* _What is being asked_
Return all of the data exactly, with nothing left out but the pictures.

-- START OF Data for this exercise --

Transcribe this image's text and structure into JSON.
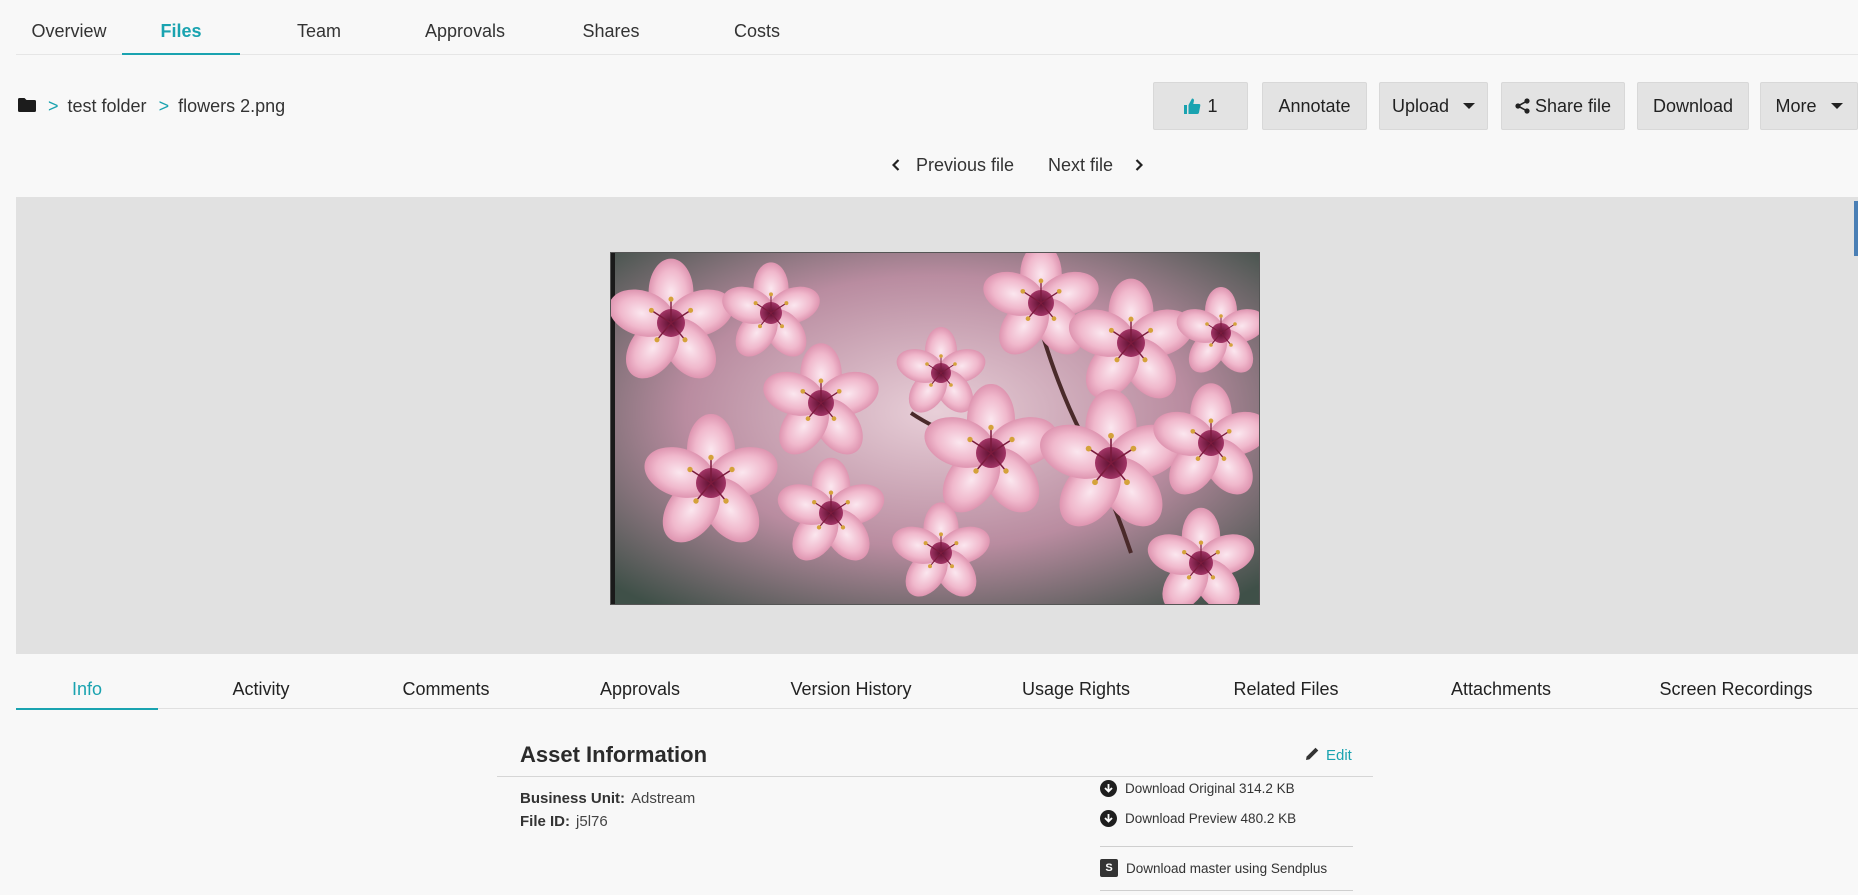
{
  "top_nav": {
    "tabs": [
      {
        "label": "Overview",
        "active": false
      },
      {
        "label": "Files",
        "active": true
      },
      {
        "label": "Team",
        "active": false
      },
      {
        "label": "Approvals",
        "active": false
      },
      {
        "label": "Shares",
        "active": false
      },
      {
        "label": "Costs",
        "active": false
      }
    ]
  },
  "breadcrumb": {
    "icon": "folder-icon",
    "separator": ">",
    "items": [
      "test folder",
      "flowers 2.png"
    ]
  },
  "toolbar": {
    "like_count": "1",
    "annotate_label": "Annotate",
    "upload_label": "Upload",
    "share_label": "Share file",
    "download_label": "Download",
    "more_label": "More"
  },
  "file_nav": {
    "previous_label": "Previous file",
    "next_label": "Next file"
  },
  "sub_tabs": {
    "tabs": [
      {
        "label": "Info",
        "active": true
      },
      {
        "label": "Activity",
        "active": false
      },
      {
        "label": "Comments",
        "active": false
      },
      {
        "label": "Approvals",
        "active": false
      },
      {
        "label": "Version History",
        "active": false
      },
      {
        "label": "Usage Rights",
        "active": false
      },
      {
        "label": "Related Files",
        "active": false
      },
      {
        "label": "Attachments",
        "active": false
      },
      {
        "label": "Screen Recordings",
        "active": false
      }
    ]
  },
  "asset_info": {
    "title": "Asset Information",
    "edit_label": "Edit",
    "fields": [
      {
        "label": "Business Unit:",
        "value": "Adstream"
      },
      {
        "label": "File ID:",
        "value": "j5l76"
      }
    ],
    "downloads": [
      "Download Original 314.2 KB",
      "Download Preview 480.2 KB"
    ],
    "sendplus_label": "Download master using Sendplus"
  },
  "colors": {
    "accent": "#1aa3b0",
    "preview_bg": "#e1e1e1",
    "button_bg": "#e3e3e3"
  }
}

-- END OF Data for this exercise --

* _Solution for this task_
Transcribe this image's text and structure into JSON.
{
  "top_nav": {
    "tabs": [
      {
        "label": "Overview",
        "active": false
      },
      {
        "label": "Files",
        "active": true
      },
      {
        "label": "Team",
        "active": false
      },
      {
        "label": "Approvals",
        "active": false
      },
      {
        "label": "Shares",
        "active": false
      },
      {
        "label": "Costs",
        "active": false
      }
    ]
  },
  "breadcrumb": {
    "icon": "folder-icon",
    "separator": ">",
    "items": [
      "test folder",
      "flowers 2.png"
    ]
  },
  "toolbar": {
    "like_count": "1",
    "annotate_label": "Annotate",
    "upload_label": "Upload",
    "share_label": "Share file",
    "download_label": "Download",
    "more_label": "More"
  },
  "file_nav": {
    "previous_label": "Previous file",
    "next_label": "Next file"
  },
  "sub_tabs": {
    "tabs": [
      {
        "label": "Info",
        "active": true
      },
      {
        "label": "Activity",
        "active": false
      },
      {
        "label": "Comments",
        "active": false
      },
      {
        "label": "Approvals",
        "active": false
      },
      {
        "label": "Version History",
        "active": false
      },
      {
        "label": "Usage Rights",
        "active": false
      },
      {
        "label": "Related Files",
        "active": false
      },
      {
        "label": "Attachments",
        "active": false
      },
      {
        "label": "Screen Recordings",
        "active": false
      }
    ]
  },
  "asset_info": {
    "title": "Asset Information",
    "edit_label": "Edit",
    "fields": [
      {
        "label": "Business Unit:",
        "value": "Adstream"
      },
      {
        "label": "File ID:",
        "value": "j5l76"
      }
    ],
    "downloads": [
      "Download Original 314.2 KB",
      "Download Preview 480.2 KB"
    ],
    "sendplus_label": "Download master using Sendplus"
  },
  "colors": {
    "accent": "#1aa3b0",
    "preview_bg": "#e1e1e1",
    "button_bg": "#e3e3e3"
  }
}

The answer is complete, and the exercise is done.